### RECORDS FOR THIS EXERCISE
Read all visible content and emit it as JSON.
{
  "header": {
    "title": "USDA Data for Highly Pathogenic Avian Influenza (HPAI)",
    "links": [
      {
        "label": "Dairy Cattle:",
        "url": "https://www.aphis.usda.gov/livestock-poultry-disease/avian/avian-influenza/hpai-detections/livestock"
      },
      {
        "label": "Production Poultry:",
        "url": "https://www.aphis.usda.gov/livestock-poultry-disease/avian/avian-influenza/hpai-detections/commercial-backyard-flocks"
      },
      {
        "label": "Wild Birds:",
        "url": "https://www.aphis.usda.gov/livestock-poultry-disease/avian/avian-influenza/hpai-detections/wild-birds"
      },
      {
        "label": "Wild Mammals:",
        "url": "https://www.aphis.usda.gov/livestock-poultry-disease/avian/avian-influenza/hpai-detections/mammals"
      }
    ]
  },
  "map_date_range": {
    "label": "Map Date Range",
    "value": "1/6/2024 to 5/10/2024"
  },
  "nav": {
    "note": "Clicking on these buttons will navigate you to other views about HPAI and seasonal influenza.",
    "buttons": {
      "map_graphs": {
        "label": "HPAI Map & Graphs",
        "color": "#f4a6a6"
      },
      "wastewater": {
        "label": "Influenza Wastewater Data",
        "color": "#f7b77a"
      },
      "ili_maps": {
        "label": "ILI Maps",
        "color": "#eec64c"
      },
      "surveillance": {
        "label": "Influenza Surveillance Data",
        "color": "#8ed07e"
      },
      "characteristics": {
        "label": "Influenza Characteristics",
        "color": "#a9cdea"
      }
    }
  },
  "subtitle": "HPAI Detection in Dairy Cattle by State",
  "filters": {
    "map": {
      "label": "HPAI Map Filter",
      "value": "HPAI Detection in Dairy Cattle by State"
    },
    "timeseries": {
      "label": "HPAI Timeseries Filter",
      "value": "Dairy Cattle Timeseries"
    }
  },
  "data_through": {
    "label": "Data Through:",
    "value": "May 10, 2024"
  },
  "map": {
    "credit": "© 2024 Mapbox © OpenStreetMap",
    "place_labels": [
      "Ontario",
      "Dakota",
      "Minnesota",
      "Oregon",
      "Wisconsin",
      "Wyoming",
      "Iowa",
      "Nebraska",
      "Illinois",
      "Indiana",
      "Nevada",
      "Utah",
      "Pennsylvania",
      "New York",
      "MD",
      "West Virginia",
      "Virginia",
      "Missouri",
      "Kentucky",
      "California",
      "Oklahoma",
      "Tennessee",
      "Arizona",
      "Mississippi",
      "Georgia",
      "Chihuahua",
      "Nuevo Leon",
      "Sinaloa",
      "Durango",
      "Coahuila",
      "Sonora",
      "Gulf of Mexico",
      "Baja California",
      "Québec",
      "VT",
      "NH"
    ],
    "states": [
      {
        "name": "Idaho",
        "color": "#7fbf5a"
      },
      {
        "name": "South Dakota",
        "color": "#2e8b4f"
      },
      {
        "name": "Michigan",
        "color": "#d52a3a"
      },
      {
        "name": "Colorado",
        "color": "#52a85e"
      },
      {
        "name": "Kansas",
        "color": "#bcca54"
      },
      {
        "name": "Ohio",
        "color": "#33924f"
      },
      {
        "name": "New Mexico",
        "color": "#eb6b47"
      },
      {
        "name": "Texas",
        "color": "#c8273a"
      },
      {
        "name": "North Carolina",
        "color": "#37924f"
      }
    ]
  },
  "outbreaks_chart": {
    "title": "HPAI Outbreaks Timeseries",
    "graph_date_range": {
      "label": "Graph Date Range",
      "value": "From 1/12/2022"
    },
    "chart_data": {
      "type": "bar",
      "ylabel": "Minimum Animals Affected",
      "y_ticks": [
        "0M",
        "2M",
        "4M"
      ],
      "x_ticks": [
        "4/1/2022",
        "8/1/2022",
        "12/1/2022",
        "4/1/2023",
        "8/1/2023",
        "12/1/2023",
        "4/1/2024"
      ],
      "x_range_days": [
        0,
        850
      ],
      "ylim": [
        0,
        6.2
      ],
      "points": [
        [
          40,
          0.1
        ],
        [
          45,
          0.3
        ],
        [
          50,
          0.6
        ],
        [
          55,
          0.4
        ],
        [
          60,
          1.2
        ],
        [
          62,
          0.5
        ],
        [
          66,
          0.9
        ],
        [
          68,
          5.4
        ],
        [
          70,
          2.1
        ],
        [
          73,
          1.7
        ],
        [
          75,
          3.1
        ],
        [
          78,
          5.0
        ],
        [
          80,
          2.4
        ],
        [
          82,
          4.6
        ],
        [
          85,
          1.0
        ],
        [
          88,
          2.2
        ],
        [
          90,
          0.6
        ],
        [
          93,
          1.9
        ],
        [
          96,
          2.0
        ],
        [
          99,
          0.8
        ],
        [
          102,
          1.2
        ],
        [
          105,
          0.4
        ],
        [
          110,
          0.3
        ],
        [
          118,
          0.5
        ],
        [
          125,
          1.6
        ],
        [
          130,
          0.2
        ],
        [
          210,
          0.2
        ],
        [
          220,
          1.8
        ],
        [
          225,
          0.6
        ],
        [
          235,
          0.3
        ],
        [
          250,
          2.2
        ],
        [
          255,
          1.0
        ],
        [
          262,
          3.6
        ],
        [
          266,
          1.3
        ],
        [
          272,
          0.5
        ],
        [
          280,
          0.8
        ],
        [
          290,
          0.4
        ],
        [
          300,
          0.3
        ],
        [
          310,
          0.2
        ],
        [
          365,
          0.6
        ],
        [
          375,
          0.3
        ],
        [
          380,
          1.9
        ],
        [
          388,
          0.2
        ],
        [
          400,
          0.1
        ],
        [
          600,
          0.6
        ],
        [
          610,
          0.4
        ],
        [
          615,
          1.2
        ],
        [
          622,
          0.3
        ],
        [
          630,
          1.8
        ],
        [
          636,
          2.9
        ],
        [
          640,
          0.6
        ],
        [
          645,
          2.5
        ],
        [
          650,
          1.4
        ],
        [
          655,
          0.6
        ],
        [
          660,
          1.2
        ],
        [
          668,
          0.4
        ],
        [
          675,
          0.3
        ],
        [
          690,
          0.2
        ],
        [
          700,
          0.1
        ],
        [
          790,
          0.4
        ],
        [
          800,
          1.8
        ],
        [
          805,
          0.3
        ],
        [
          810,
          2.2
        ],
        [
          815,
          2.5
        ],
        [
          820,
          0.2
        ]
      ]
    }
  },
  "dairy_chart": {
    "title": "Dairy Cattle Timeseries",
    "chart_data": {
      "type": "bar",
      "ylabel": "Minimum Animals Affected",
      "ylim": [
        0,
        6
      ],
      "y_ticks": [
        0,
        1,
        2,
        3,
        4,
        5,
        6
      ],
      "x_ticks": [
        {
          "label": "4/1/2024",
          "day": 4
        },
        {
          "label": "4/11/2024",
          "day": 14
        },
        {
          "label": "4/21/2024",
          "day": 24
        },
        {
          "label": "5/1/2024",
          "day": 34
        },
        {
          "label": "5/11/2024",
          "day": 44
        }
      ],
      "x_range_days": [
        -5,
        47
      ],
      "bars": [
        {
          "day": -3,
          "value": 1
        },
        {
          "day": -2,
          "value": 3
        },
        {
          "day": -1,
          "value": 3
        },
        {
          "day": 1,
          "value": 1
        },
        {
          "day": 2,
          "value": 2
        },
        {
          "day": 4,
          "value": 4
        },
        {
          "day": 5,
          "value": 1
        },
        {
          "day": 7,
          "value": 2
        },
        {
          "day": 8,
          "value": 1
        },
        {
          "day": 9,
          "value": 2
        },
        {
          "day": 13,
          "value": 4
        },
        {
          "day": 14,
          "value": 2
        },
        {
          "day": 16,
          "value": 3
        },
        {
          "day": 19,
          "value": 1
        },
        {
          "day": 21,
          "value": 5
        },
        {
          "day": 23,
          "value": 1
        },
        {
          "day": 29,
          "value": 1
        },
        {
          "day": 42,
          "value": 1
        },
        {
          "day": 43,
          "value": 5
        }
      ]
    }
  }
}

### YOUR ASSIGNMENT
Where a line in the entries holds the word "buttons", copy that line.

### EXERCISE ANSWER
    "note": "Clicking on these buttons will navigate you to other views about HPAI and seasonal influenza.",
    "buttons": {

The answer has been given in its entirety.